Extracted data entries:
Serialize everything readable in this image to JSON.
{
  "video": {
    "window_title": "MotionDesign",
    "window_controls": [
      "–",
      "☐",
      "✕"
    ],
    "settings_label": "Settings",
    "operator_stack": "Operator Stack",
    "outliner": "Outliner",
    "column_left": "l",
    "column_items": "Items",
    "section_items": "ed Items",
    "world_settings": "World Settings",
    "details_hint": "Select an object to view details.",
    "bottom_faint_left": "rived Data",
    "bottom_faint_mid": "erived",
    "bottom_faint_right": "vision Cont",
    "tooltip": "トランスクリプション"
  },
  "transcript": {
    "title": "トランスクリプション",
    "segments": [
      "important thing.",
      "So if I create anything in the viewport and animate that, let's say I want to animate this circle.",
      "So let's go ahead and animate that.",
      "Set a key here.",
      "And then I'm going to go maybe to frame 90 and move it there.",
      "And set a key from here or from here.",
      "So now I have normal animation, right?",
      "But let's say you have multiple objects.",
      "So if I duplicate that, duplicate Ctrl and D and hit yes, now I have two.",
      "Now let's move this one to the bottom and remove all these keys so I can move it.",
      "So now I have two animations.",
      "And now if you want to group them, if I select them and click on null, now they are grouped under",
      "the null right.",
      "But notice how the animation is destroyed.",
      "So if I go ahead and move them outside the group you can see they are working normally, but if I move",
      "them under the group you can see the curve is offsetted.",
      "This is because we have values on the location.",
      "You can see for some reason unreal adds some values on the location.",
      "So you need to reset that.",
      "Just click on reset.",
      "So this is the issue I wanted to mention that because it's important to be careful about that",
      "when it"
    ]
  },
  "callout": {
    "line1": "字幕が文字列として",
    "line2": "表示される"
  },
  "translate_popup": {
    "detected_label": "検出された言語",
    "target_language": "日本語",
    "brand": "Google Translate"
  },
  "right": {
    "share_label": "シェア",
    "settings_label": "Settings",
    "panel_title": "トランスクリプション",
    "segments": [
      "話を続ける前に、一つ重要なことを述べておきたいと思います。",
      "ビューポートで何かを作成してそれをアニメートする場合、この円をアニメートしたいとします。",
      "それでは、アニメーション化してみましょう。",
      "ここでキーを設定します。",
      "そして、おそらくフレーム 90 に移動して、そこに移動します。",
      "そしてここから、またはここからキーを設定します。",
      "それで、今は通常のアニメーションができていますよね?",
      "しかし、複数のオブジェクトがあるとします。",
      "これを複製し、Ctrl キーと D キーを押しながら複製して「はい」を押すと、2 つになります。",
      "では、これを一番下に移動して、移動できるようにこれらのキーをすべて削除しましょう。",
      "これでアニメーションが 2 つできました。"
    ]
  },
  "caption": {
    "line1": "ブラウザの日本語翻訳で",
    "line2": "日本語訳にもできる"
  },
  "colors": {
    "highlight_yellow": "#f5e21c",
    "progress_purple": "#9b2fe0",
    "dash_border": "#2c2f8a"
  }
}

Problem to solve –
Find and copy every line in the entries above where the string "animate" occurs.

Response –
      "So if I create anything in the viewport and animate that, let's say I want to animate this circle.",
      "So let's go ahead and animate that.",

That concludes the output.